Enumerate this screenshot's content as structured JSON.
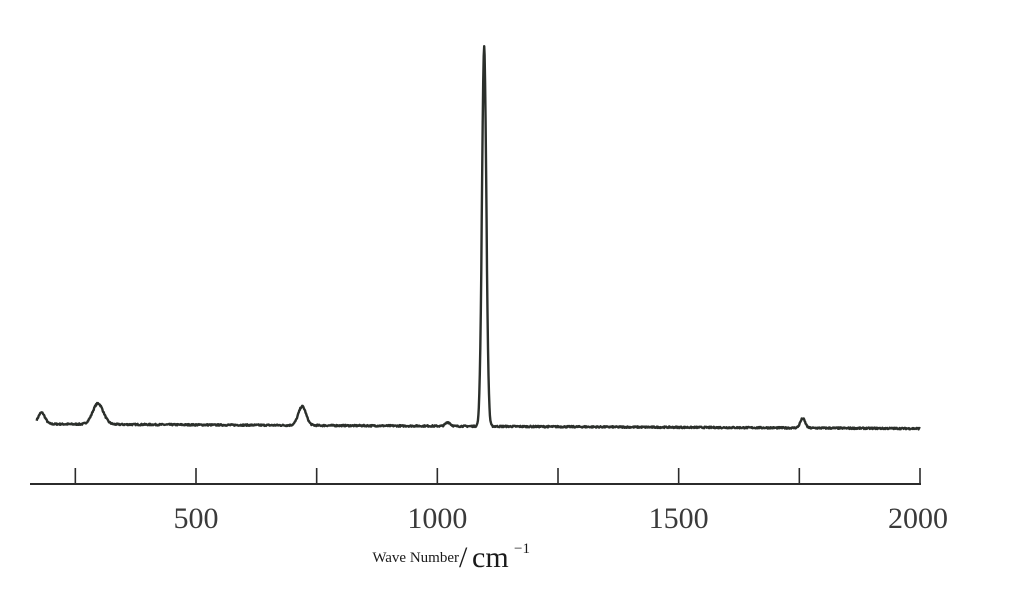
{
  "chart_data": {
    "type": "line",
    "title": "",
    "xlabel": "Wave Number",
    "xlabel_unit": "cm",
    "xlabel_unit_exponent": "−1",
    "ylabel": "",
    "xlim": [
      170,
      2000
    ],
    "grid": false,
    "legend": "none",
    "line_color": "#2b2f2b",
    "major_ticks": [
      500,
      1000,
      1500,
      2000
    ],
    "minor_ticks": [
      250,
      750,
      1250,
      1750
    ],
    "tick_labels": [
      "500",
      "1000",
      "1500",
      "2000"
    ],
    "baseline": {
      "start": 0.0,
      "end": -0.012
    },
    "peaks": [
      {
        "x": 180,
        "height": 0.03,
        "width": 7
      },
      {
        "x": 297,
        "height": 0.055,
        "width": 11
      },
      {
        "x": 720,
        "height": 0.05,
        "width": 8
      },
      {
        "x": 1022,
        "height": 0.01,
        "width": 5
      },
      {
        "x": 1097,
        "height": 1.0,
        "width": 4.5
      },
      {
        "x": 1757,
        "height": 0.025,
        "width": 5
      }
    ]
  }
}
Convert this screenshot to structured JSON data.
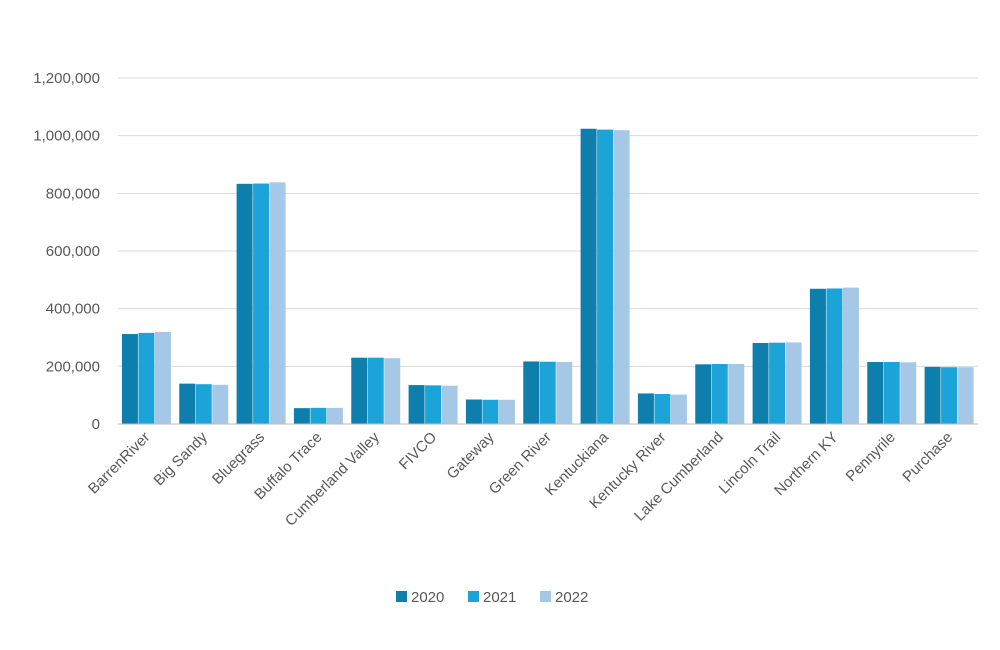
{
  "chart_data": {
    "type": "bar",
    "title": "",
    "xlabel": "",
    "ylabel": "",
    "ylim": [
      0,
      1200000
    ],
    "yticks": [
      0,
      200000,
      400000,
      600000,
      800000,
      1000000,
      1200000
    ],
    "ytick_labels": [
      "0",
      "200,000",
      "400,000",
      "600,000",
      "800,000",
      "1,000,000",
      "1,200,000"
    ],
    "grid": true,
    "legend_position": "bottom",
    "categories": [
      "BarrenRiver",
      "Big Sandy",
      "Bluegrass",
      "Buffalo Trace",
      "Cumberland Valley",
      "FIVCO",
      "Gateway",
      "Green River",
      "Kentuckiana",
      "Kentucky River",
      "Lake Cumberland",
      "Lincoln Trail",
      "Northern KY",
      "Pennyrile",
      "Purchase"
    ],
    "series": [
      {
        "name": "2020",
        "color": "#0e7fad",
        "values": [
          312000,
          140000,
          833000,
          55000,
          230000,
          135000,
          85000,
          217000,
          1024000,
          106000,
          207000,
          281000,
          469000,
          215000,
          198000
        ]
      },
      {
        "name": "2021",
        "color": "#1ca3d8",
        "values": [
          316000,
          138000,
          834000,
          56000,
          230000,
          134000,
          84000,
          216000,
          1021000,
          104000,
          208000,
          282000,
          470000,
          215000,
          197000
        ]
      },
      {
        "name": "2022",
        "color": "#a4c8e6",
        "values": [
          319000,
          136000,
          838000,
          56000,
          228000,
          133000,
          84000,
          215000,
          1019000,
          102000,
          208000,
          283000,
          473000,
          214000,
          197000
        ]
      }
    ]
  }
}
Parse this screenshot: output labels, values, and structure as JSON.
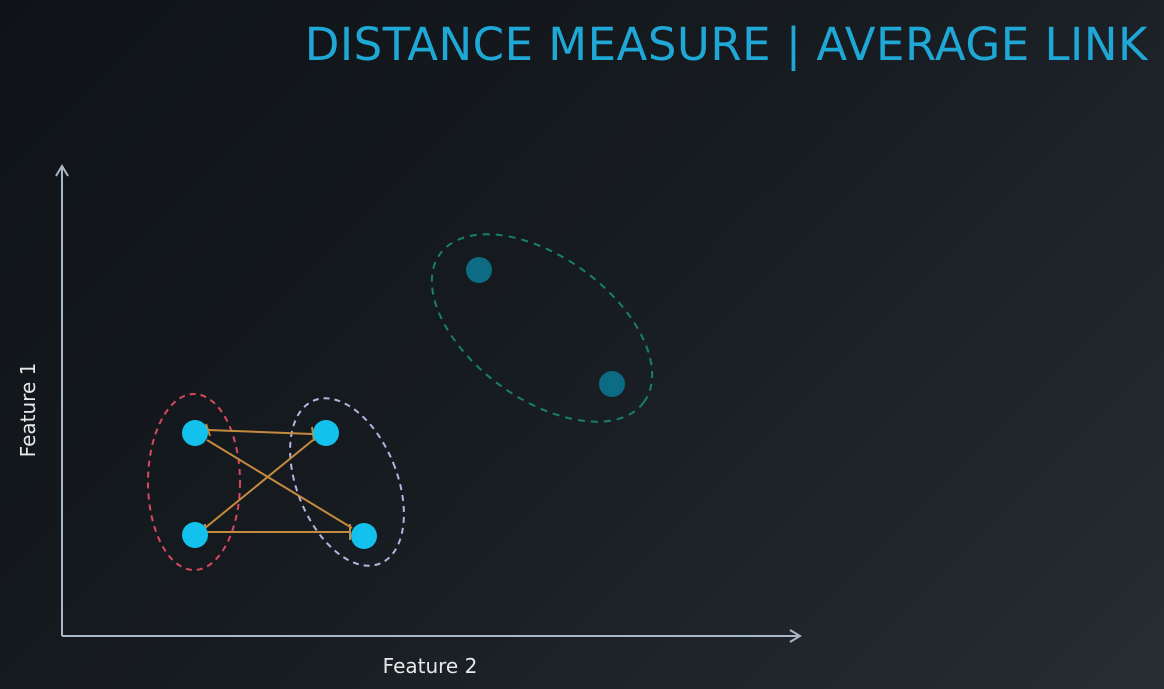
{
  "title": "DISTANCE MEASURE | AVERAGE LINK",
  "axes": {
    "x_label": "Feature 2",
    "y_label": "Feature 1"
  },
  "colors": {
    "title": "#1fa8d6",
    "axis": "#aab8c6",
    "point": "#12c2ec",
    "point_dim": "#0e6b84",
    "cluster_red": "#d8495e",
    "cluster_lavender": "#b7b3e2",
    "cluster_teal": "#17806b",
    "link_line": "#c68a3e"
  },
  "clusters": [
    {
      "name": "cluster-red",
      "color_key": "cluster_red",
      "points": [
        "p1",
        "p2"
      ]
    },
    {
      "name": "cluster-lavender",
      "color_key": "cluster_lavender",
      "points": [
        "p3",
        "p4"
      ]
    },
    {
      "name": "cluster-teal",
      "color_key": "cluster_teal",
      "points": [
        "p5",
        "p6"
      ]
    }
  ],
  "links": [
    [
      "p1",
      "p3"
    ],
    [
      "p2",
      "p4"
    ],
    [
      "p1",
      "p4"
    ],
    [
      "p3",
      "p2"
    ]
  ]
}
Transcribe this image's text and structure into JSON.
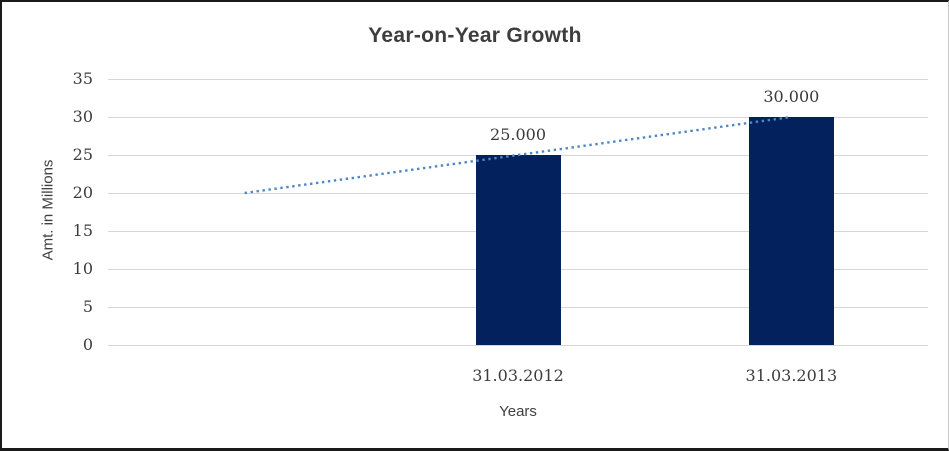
{
  "chart_data": {
    "type": "bar",
    "title": "Year-on-Year Growth",
    "xlabel": "Years",
    "ylabel": "Amt. in Millions",
    "categories": [
      "31.03.2012",
      "31.03.2013"
    ],
    "values": [
      25,
      30
    ],
    "data_labels": [
      "25.000",
      "30.000"
    ],
    "ylim": [
      0,
      35
    ],
    "yticks": [
      0,
      5,
      10,
      15,
      20,
      25,
      30,
      35
    ],
    "grid": true,
    "legend": "none",
    "category_slots": 3,
    "bar_slots": [
      1,
      2
    ],
    "trendline": {
      "style": "dotted",
      "color": "#4e86c6",
      "start_slot": 0,
      "start_value": 20,
      "end_slot": 2,
      "end_value": 30
    },
    "colors": {
      "bar": "#03215c",
      "gridline": "#d6d6d6",
      "text": "#3d3d3d",
      "background": "#ffffff"
    }
  }
}
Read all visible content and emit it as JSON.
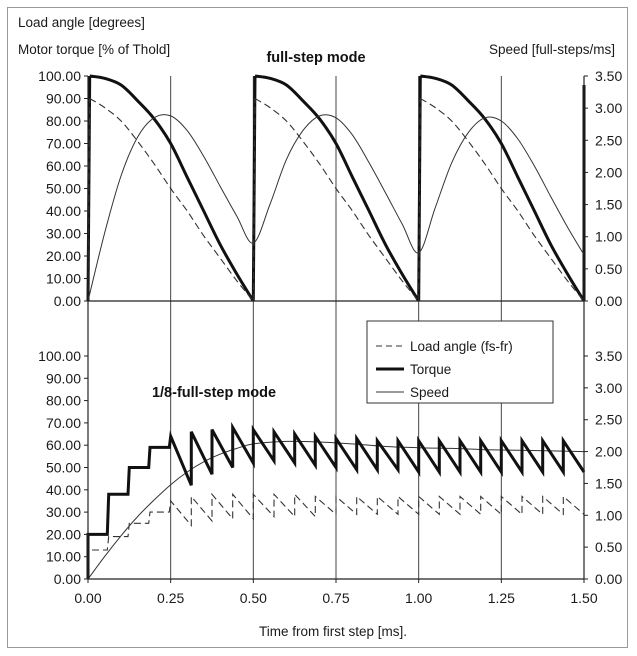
{
  "chart_data": [
    {
      "panel": "top",
      "type": "line",
      "title": "full-step mode",
      "ylabel_left_1": "Load angle [degrees]",
      "ylabel_left_2": "Motor torque [% of Thold]",
      "ylabel_right": "Speed [full-steps/ms]",
      "ylim_left": [
        0,
        100
      ],
      "ylim_right": [
        0,
        3.5
      ],
      "xlim": [
        0,
        1.5
      ],
      "grid_x": [
        0.25,
        0.5,
        0.75,
        1.0,
        1.25
      ],
      "left_ticks": [
        "100.00",
        "90.00",
        "80.00",
        "70.00",
        "60.00",
        "50.00",
        "40.00",
        "30.00",
        "20.00",
        "10.00",
        "0.00"
      ],
      "right_ticks": [
        "3.50",
        "3.00",
        "2.50",
        "2.00",
        "1.50",
        "1.00",
        "0.50",
        "0.00"
      ],
      "series": [
        {
          "name": "Torque",
          "axis": "left",
          "x": [
            0.0,
            0.005,
            0.05,
            0.1,
            0.15,
            0.2,
            0.25,
            0.3,
            0.35,
            0.4,
            0.45,
            0.5,
            0.505,
            0.55,
            0.6,
            0.65,
            0.7,
            0.75,
            0.8,
            0.85,
            0.9,
            0.95,
            1.0,
            1.005,
            1.05,
            1.1,
            1.15,
            1.2,
            1.25,
            1.3,
            1.35,
            1.4,
            1.45,
            1.5,
            1.5
          ],
          "y": [
            0,
            100,
            99,
            96,
            89,
            81,
            70,
            55,
            40,
            25,
            12,
            0,
            100,
            99,
            96,
            89,
            81,
            70,
            55,
            40,
            25,
            12,
            0,
            100,
            99,
            96,
            89,
            81,
            70,
            55,
            40,
            25,
            12,
            0,
            96
          ]
        },
        {
          "name": "Load angle (fs-fr)",
          "axis": "left",
          "x": [
            0.0,
            0.005,
            0.05,
            0.1,
            0.15,
            0.2,
            0.25,
            0.3,
            0.35,
            0.4,
            0.45,
            0.5,
            0.505,
            0.55,
            0.6,
            0.65,
            0.7,
            0.75,
            0.8,
            0.85,
            0.9,
            0.95,
            1.0,
            1.005,
            1.05,
            1.1,
            1.15,
            1.2,
            1.25,
            1.3,
            1.35,
            1.4,
            1.45,
            1.5
          ],
          "y": [
            0,
            90,
            86,
            80,
            71,
            61,
            50,
            40,
            29,
            19,
            9,
            0,
            90,
            86,
            80,
            71,
            61,
            50,
            40,
            29,
            19,
            9,
            0,
            90,
            86,
            80,
            71,
            61,
            50,
            40,
            29,
            19,
            9,
            0
          ]
        },
        {
          "name": "Speed",
          "axis": "right",
          "x": [
            0.0,
            0.05,
            0.1,
            0.15,
            0.2,
            0.25,
            0.3,
            0.35,
            0.4,
            0.45,
            0.5,
            0.55,
            0.6,
            0.65,
            0.7,
            0.75,
            0.8,
            0.85,
            0.9,
            0.95,
            1.0,
            1.05,
            1.1,
            1.15,
            1.2,
            1.25,
            1.3,
            1.35,
            1.4,
            1.45,
            1.5
          ],
          "y": [
            0.0,
            1.05,
            1.95,
            2.55,
            2.85,
            2.88,
            2.65,
            2.25,
            1.78,
            1.32,
            0.9,
            1.5,
            2.2,
            2.65,
            2.88,
            2.85,
            2.58,
            2.15,
            1.68,
            1.2,
            0.75,
            1.45,
            2.15,
            2.62,
            2.85,
            2.8,
            2.52,
            2.1,
            1.62,
            1.15,
            0.72
          ]
        }
      ]
    },
    {
      "panel": "bottom",
      "type": "line",
      "title": "1/8-full-step mode",
      "xlabel": "Time from first step [ms].",
      "xlim": [
        0,
        1.5
      ],
      "ylim_left": [
        0,
        100
      ],
      "ylim_right": [
        0,
        3.5
      ],
      "x_ticks": [
        "0.00",
        "0.25",
        "0.50",
        "0.75",
        "1.00",
        "1.25",
        "1.50"
      ],
      "left_ticks": [
        "100.00",
        "90.00",
        "80.00",
        "70.00",
        "60.00",
        "50.00",
        "40.00",
        "30.00",
        "20.00",
        "10.00",
        "0.00"
      ],
      "right_ticks": [
        "3.50",
        "3.00",
        "2.50",
        "2.00",
        "1.50",
        "1.00",
        "0.50",
        "0.00"
      ],
      "legend": [
        "Load angle (fs-fr)",
        "Torque",
        "Speed"
      ],
      "legend_position": "top-right",
      "series": [
        {
          "name": "Speed",
          "axis": "right",
          "x": [
            0.0,
            0.05,
            0.1,
            0.15,
            0.2,
            0.25,
            0.3,
            0.35,
            0.4,
            0.45,
            0.5,
            0.6,
            0.7,
            0.8,
            0.9,
            1.0,
            1.1,
            1.2,
            1.3,
            1.4,
            1.5
          ],
          "y": [
            0.0,
            0.35,
            0.68,
            0.98,
            1.24,
            1.48,
            1.68,
            1.84,
            1.96,
            2.05,
            2.12,
            2.16,
            2.15,
            2.12,
            2.08,
            2.06,
            2.05,
            2.03,
            2.02,
            2.01,
            2.0
          ]
        },
        {
          "name": "Torque",
          "axis": "left",
          "steps": 24,
          "dt": 0.0625,
          "lows": [
            0,
            12,
            22,
            34,
            42,
            47,
            50,
            52,
            53,
            52,
            51,
            50,
            49,
            49,
            49,
            48,
            48,
            48,
            48,
            48,
            48,
            48,
            48,
            48
          ],
          "highs": [
            20,
            38,
            50,
            59,
            64,
            66,
            67,
            68,
            67,
            66,
            65,
            64,
            63,
            63,
            62,
            62,
            62,
            62,
            62,
            62,
            62,
            62,
            62,
            62
          ]
        },
        {
          "name": "Load angle (fs-fr)",
          "axis": "left",
          "steps": 24,
          "dt": 0.0625,
          "lows": [
            5,
            10,
            15,
            20,
            24,
            26,
            27,
            27,
            28,
            28,
            28,
            29,
            29,
            29,
            29,
            29,
            29,
            29,
            29,
            29,
            29,
            29,
            29,
            29
          ],
          "highs": [
            13,
            19,
            25,
            30,
            35,
            37,
            38,
            38,
            38,
            38,
            38,
            37,
            37,
            37,
            37,
            37,
            37,
            37,
            37,
            37,
            37,
            37,
            37,
            37
          ]
        }
      ]
    }
  ]
}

==========

■ Stated exercise: From the data, pick out every line that includes "bottom".

■ Answer to this problem:
    "legend_position": "bottom",
      "panel": "bottom",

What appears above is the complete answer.